■ STATED TASK
From the entries that follow, extract each line holding the string "them".

· · · ·

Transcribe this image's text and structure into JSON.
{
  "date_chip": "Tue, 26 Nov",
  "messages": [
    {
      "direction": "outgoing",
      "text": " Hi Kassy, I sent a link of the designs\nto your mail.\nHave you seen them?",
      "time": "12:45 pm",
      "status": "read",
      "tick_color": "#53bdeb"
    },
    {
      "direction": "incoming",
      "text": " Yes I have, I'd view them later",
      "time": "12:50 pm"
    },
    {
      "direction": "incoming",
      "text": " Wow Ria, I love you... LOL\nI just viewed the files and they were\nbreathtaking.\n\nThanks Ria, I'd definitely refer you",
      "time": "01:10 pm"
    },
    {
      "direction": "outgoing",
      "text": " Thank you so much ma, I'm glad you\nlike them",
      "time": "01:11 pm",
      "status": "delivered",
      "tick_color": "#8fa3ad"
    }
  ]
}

· · · ·

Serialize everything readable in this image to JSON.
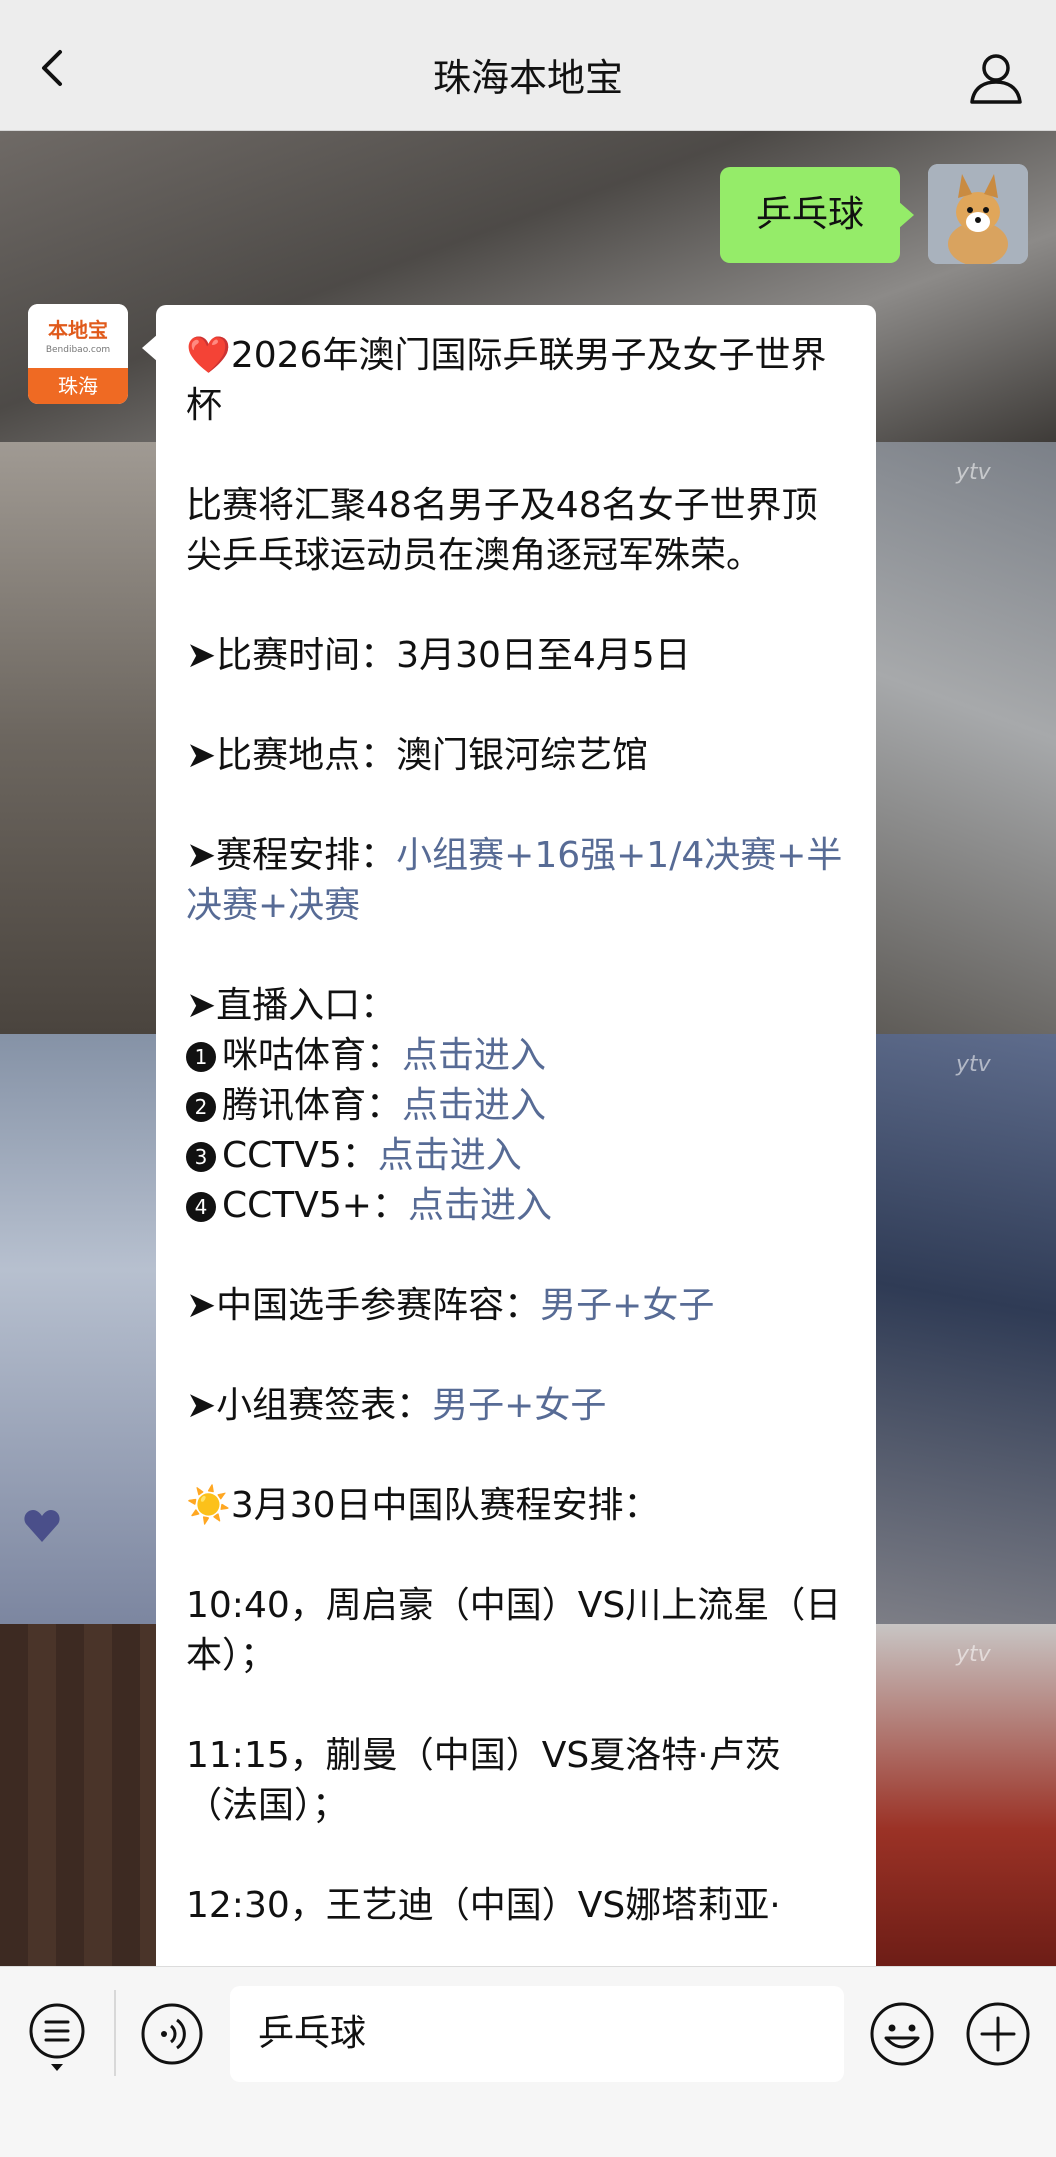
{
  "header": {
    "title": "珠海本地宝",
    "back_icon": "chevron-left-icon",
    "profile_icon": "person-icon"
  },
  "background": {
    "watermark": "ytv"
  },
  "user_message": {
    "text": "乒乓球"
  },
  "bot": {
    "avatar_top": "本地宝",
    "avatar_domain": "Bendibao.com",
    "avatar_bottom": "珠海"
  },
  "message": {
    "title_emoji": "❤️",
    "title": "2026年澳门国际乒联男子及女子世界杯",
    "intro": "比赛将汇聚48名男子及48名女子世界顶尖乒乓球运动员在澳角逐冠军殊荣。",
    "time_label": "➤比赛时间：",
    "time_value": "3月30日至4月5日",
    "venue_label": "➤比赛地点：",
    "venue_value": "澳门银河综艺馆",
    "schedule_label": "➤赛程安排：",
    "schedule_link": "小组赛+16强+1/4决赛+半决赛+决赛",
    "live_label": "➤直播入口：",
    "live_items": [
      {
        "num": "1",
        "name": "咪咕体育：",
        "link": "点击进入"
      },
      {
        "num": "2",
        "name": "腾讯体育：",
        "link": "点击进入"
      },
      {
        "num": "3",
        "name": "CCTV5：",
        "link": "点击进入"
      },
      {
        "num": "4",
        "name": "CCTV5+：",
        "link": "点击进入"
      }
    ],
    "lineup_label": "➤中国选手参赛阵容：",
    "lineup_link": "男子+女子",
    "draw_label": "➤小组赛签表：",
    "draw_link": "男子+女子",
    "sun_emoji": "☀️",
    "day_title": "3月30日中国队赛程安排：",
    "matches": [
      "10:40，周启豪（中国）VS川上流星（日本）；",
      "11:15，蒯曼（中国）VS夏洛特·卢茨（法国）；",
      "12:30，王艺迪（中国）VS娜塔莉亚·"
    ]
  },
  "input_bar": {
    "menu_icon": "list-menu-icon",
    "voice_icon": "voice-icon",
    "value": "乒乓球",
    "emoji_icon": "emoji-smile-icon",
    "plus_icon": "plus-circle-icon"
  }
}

· · · ·

■ OUTPUT
      "text": " Hi Kassy, I sent a link of the designs\nto your mail.\nHave you seen them?",
      "text": " Yes I have, I'd view them later",
      "text": " Thank you so much ma, I'm glad you\nlike them",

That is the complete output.